▶ **Problem description**
Copy out all of the material, matching it word for word.

···

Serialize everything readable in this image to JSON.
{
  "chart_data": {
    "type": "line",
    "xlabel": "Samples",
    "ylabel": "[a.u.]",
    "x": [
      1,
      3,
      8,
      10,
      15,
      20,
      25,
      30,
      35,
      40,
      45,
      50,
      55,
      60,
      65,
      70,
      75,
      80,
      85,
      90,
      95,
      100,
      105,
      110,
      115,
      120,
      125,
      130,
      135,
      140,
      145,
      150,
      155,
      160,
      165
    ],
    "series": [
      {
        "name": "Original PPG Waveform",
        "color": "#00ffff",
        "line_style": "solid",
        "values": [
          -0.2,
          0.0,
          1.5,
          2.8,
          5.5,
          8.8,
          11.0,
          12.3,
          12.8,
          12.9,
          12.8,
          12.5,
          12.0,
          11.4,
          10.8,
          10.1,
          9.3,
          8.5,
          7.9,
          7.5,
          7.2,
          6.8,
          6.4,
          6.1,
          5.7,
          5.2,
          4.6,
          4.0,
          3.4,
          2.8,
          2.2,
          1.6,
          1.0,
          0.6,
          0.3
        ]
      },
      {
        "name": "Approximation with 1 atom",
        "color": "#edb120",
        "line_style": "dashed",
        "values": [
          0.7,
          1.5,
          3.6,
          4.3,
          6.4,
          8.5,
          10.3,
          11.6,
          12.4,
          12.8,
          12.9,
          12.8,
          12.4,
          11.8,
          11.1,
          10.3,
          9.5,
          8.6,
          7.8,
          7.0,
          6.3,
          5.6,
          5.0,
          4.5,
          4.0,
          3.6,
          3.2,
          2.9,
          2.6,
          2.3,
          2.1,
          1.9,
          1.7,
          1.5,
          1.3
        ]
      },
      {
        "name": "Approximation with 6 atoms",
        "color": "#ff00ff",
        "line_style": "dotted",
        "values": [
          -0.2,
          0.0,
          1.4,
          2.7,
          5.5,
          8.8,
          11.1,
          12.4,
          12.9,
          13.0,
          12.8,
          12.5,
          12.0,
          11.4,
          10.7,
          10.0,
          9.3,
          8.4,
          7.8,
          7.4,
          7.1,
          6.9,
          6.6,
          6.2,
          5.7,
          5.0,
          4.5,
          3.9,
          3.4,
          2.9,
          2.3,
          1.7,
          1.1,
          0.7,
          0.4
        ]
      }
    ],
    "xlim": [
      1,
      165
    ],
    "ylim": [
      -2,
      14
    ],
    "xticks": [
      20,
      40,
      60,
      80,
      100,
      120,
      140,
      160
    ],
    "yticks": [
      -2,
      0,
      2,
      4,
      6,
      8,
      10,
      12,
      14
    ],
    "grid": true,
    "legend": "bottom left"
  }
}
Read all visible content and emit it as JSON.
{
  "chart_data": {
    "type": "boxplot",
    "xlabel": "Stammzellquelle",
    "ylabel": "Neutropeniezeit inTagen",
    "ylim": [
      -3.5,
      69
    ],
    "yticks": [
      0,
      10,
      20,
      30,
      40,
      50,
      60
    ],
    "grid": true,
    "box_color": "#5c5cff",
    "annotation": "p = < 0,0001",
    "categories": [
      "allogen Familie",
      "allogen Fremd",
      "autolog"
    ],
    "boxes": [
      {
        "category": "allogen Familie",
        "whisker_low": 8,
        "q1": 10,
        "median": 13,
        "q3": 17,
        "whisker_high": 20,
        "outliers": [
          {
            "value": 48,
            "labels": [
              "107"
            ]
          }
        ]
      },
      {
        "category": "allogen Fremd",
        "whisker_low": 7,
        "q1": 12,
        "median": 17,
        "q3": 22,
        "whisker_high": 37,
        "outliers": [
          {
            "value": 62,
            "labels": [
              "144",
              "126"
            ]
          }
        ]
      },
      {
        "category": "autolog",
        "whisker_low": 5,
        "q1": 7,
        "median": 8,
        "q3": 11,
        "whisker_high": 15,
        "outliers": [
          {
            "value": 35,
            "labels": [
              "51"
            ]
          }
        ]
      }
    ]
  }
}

···

▶ **Task output**
Serialize everything readable in this image to JSON.
{
  "chart_data": {
    "type": "line",
    "xlabel": "Samples",
    "ylabel": "[a.u.]",
    "x": [
      1,
      3,
      8,
      10,
      15,
      20,
      25,
      30,
      35,
      40,
      45,
      50,
      55,
      60,
      65,
      70,
      75,
      80,
      85,
      90,
      95,
      100,
      105,
      110,
      115,
      120,
      125,
      130,
      135,
      140,
      145,
      150,
      155,
      160,
      165
    ],
    "series": [
      {
        "name": "Original PPG Waveform",
        "color": "#00ffff",
        "line_style": "solid",
        "values": [
          -0.2,
          0.0,
          1.5,
          2.8,
          5.5,
          8.8,
          11.0,
          12.3,
          12.8,
          12.9,
          12.8,
          12.5,
          12.0,
          11.4,
          10.8,
          10.1,
          9.3,
          8.5,
          7.9,
          7.5,
          7.2,
          6.8,
          6.4,
          6.1,
          5.7,
          5.2,
          4.6,
          4.0,
          3.4,
          2.8,
          2.2,
          1.6,
          1.0,
          0.6,
          0.3
        ]
      },
      {
        "name": "Approximation with 1 atom",
        "color": "#edb120",
        "line_style": "dashed",
        "values": [
          0.7,
          1.5,
          3.6,
          4.3,
          6.4,
          8.5,
          10.3,
          11.6,
          12.4,
          12.8,
          12.9,
          12.8,
          12.4,
          11.8,
          11.1,
          10.3,
          9.5,
          8.6,
          7.8,
          7.0,
          6.3,
          5.6,
          5.0,
          4.5,
          4.0,
          3.6,
          3.2,
          2.9,
          2.6,
          2.3,
          2.1,
          1.9,
          1.7,
          1.5,
          1.3
        ]
      },
      {
        "name": "Approximation with 6 atoms",
        "color": "#ff00ff",
        "line_style": "dotted",
        "values": [
          -0.2,
          0.0,
          1.4,
          2.7,
          5.5,
          8.8,
          11.1,
          12.4,
          12.9,
          13.0,
          12.8,
          12.5,
          12.0,
          11.4,
          10.7,
          10.0,
          9.3,
          8.4,
          7.8,
          7.4,
          7.1,
          6.9,
          6.6,
          6.2,
          5.7,
          5.0,
          4.5,
          3.9,
          3.4,
          2.9,
          2.3,
          1.7,
          1.1,
          0.7,
          0.4
        ]
      }
    ],
    "xlim": [
      1,
      165
    ],
    "ylim": [
      -2,
      14
    ],
    "xticks": [
      20,
      40,
      60,
      80,
      100,
      120,
      140,
      160
    ],
    "yticks": [
      -2,
      0,
      2,
      4,
      6,
      8,
      10,
      12,
      14
    ],
    "grid": true,
    "legend": "bottom left"
  }
}
Read all visible content and emit it as JSON.
{
  "chart_data": {
    "type": "boxplot",
    "xlabel": "Stammzellquelle",
    "ylabel": "Neutropeniezeit inTagen",
    "ylim": [
      -3.5,
      69
    ],
    "yticks": [
      0,
      10,
      20,
      30,
      40,
      50,
      60
    ],
    "grid": true,
    "box_color": "#5c5cff",
    "annotation": "p = < 0,0001",
    "categories": [
      "allogen Familie",
      "allogen Fremd",
      "autolog"
    ],
    "boxes": [
      {
        "category": "allogen Familie",
        "whisker_low": 8,
        "q1": 10,
        "median": 13,
        "q3": 17,
        "whisker_high": 20,
        "outliers": [
          {
            "value": 48,
            "labels": [
              "107"
            ]
          }
        ]
      },
      {
        "category": "allogen Fremd",
        "whisker_low": 7,
        "q1": 12,
        "median": 17,
        "q3": 22,
        "whisker_high": 37,
        "outliers": [
          {
            "value": 62,
            "labels": [
              "144",
              "126"
            ]
          }
        ]
      },
      {
        "category": "autolog",
        "whisker_low": 5,
        "q1": 7,
        "median": 8,
        "q3": 11,
        "whisker_high": 15,
        "outliers": [
          {
            "value": 35,
            "labels": [
              "51"
            ]
          }
        ]
      }
    ]
  }
}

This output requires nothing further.